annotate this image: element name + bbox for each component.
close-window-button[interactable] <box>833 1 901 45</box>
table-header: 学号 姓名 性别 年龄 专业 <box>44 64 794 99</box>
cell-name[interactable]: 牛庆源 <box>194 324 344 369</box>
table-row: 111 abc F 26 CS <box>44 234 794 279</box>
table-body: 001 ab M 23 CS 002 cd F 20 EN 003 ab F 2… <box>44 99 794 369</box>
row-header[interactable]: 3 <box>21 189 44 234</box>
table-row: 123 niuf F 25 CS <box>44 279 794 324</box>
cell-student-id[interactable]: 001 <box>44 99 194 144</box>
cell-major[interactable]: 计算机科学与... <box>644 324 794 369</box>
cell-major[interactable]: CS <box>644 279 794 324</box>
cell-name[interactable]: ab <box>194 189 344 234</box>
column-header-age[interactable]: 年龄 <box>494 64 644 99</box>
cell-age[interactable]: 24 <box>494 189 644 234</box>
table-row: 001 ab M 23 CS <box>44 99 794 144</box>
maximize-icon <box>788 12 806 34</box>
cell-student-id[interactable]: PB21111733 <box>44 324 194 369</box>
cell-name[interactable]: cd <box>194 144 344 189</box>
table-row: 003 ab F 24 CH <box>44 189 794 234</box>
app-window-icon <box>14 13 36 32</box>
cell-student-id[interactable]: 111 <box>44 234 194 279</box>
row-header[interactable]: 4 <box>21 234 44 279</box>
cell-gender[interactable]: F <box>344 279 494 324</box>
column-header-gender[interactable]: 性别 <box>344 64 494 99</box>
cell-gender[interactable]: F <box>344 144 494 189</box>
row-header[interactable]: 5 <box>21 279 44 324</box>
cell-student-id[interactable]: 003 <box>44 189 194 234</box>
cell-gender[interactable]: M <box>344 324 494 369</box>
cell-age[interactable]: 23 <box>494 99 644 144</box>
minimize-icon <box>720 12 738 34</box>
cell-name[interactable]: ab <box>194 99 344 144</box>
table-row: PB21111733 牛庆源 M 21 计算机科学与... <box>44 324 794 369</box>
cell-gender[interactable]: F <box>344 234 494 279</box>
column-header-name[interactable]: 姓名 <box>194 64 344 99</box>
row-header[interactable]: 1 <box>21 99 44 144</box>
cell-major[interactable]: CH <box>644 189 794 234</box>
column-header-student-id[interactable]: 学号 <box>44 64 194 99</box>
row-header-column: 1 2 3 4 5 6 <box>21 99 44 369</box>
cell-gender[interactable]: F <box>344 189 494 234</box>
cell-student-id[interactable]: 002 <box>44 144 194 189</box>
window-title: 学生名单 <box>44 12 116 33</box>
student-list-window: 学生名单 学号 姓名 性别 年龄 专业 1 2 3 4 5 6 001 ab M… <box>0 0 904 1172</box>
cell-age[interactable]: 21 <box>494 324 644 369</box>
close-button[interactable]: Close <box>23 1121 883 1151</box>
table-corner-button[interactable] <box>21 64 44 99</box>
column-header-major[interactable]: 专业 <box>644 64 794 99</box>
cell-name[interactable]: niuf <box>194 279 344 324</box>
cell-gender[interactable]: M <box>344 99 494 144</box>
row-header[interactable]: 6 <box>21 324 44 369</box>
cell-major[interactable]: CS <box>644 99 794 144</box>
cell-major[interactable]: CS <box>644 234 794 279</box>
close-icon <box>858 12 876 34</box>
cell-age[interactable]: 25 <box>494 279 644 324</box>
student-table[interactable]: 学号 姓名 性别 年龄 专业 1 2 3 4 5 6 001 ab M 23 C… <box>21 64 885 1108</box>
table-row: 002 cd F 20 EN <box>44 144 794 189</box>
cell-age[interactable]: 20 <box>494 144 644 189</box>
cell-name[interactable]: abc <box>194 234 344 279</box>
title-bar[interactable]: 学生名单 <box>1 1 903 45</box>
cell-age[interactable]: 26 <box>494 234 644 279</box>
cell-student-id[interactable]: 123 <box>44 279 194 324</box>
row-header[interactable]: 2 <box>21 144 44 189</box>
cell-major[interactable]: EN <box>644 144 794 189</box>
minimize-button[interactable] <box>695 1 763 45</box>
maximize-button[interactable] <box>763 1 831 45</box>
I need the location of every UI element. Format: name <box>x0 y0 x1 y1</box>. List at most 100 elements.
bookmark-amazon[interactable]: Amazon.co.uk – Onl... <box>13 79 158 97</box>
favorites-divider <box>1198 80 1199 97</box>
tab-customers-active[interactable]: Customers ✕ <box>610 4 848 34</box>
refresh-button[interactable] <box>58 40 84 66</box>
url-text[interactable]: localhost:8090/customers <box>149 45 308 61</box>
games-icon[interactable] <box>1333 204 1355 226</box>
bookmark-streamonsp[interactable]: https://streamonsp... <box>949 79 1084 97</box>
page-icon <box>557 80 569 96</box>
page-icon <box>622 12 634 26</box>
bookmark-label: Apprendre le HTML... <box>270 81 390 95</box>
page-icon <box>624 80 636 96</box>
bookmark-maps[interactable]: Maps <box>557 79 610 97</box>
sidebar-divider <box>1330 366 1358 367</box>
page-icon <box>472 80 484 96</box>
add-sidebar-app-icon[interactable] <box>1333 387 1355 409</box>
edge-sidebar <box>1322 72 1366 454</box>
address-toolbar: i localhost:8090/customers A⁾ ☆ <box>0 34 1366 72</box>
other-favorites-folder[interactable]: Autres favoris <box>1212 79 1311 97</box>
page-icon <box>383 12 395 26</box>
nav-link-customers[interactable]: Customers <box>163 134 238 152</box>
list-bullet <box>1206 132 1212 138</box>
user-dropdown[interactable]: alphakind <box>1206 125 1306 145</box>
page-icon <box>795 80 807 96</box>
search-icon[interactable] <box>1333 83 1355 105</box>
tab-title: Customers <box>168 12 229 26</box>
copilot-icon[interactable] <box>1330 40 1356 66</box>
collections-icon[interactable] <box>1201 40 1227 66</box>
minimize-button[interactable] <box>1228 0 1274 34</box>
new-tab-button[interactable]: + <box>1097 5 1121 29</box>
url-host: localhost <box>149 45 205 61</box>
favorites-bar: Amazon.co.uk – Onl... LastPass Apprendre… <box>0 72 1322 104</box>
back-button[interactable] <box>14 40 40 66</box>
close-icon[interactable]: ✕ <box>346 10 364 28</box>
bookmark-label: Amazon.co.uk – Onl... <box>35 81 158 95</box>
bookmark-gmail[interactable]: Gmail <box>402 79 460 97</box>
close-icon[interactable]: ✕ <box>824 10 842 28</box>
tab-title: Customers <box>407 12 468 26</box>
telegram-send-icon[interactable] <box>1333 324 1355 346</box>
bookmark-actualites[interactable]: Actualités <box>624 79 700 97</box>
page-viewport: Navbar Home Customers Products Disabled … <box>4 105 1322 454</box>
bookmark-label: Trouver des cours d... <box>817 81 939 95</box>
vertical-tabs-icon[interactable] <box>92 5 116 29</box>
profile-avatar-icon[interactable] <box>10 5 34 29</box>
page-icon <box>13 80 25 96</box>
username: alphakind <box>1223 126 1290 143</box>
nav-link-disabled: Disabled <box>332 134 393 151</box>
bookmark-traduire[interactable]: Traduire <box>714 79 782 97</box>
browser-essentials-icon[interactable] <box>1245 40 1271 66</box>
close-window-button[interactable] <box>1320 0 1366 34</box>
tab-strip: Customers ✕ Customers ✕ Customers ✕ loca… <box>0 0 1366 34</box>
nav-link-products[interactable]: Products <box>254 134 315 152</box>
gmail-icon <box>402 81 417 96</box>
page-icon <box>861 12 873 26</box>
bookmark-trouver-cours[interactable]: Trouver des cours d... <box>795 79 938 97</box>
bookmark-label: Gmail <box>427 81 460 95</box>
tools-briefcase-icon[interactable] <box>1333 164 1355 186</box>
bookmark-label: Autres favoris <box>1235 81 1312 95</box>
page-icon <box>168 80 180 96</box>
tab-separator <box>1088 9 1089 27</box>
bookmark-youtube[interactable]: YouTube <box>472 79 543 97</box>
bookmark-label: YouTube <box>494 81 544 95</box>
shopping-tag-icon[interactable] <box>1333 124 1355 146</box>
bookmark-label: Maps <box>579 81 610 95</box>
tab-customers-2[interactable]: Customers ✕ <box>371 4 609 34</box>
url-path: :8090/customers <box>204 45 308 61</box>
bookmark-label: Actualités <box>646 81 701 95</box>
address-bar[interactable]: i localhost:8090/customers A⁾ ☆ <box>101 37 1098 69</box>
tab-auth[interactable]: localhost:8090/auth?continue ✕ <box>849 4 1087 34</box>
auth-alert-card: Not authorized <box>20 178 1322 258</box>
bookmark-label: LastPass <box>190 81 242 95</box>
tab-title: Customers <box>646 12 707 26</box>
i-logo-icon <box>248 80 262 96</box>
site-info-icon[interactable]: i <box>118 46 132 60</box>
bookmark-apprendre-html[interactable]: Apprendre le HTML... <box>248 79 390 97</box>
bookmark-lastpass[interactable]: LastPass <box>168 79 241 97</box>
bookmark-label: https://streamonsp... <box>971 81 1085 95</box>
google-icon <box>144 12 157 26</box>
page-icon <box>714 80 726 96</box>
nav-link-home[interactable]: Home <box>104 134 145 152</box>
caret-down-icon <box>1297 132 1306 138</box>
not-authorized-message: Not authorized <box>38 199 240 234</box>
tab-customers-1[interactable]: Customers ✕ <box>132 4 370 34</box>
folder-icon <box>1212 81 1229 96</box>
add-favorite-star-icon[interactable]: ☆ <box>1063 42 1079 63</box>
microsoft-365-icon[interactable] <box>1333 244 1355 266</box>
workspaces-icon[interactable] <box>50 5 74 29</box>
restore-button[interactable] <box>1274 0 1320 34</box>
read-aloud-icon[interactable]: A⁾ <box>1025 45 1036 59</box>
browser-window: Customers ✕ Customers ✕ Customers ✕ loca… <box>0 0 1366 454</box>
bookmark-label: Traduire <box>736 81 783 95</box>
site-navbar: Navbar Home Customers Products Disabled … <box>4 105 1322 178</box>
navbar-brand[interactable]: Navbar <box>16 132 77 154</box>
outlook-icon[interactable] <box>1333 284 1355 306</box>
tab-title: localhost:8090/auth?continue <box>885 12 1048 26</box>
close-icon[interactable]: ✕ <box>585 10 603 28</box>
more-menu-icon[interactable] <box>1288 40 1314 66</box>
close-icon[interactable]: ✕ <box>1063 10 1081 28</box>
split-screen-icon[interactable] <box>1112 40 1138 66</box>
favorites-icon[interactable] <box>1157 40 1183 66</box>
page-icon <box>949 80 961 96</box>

──────────────────────────────

Please reproduce the lines from the very first one through the line that contains "cell-gender[interactable]: F <box>344 279", including both ends, without changing anything in them.

* **CORRECT RESPONSE**:
annotate this image: element name + bbox for each component.
close-window-button[interactable] <box>833 1 901 45</box>
table-header: 学号 姓名 性别 年龄 专业 <box>44 64 794 99</box>
cell-name[interactable]: 牛庆源 <box>194 324 344 369</box>
table-row: 111 abc F 26 CS <box>44 234 794 279</box>
table-body: 001 ab M 23 CS 002 cd F 20 EN 003 ab F 2… <box>44 99 794 369</box>
row-header[interactable]: 3 <box>21 189 44 234</box>
table-row: 123 niuf F 25 CS <box>44 279 794 324</box>
cell-student-id[interactable]: 001 <box>44 99 194 144</box>
cell-major[interactable]: 计算机科学与... <box>644 324 794 369</box>
cell-major[interactable]: CS <box>644 279 794 324</box>
cell-name[interactable]: ab <box>194 189 344 234</box>
column-header-age[interactable]: 年龄 <box>494 64 644 99</box>
cell-age[interactable]: 24 <box>494 189 644 234</box>
table-row: 001 ab M 23 CS <box>44 99 794 144</box>
maximize-icon <box>788 12 806 34</box>
cell-student-id[interactable]: PB21111733 <box>44 324 194 369</box>
cell-name[interactable]: cd <box>194 144 344 189</box>
table-row: 003 ab F 24 CH <box>44 189 794 234</box>
app-window-icon <box>14 13 36 32</box>
cell-student-id[interactable]: 111 <box>44 234 194 279</box>
row-header[interactable]: 4 <box>21 234 44 279</box>
cell-gender[interactable]: F <box>344 279 494 324</box>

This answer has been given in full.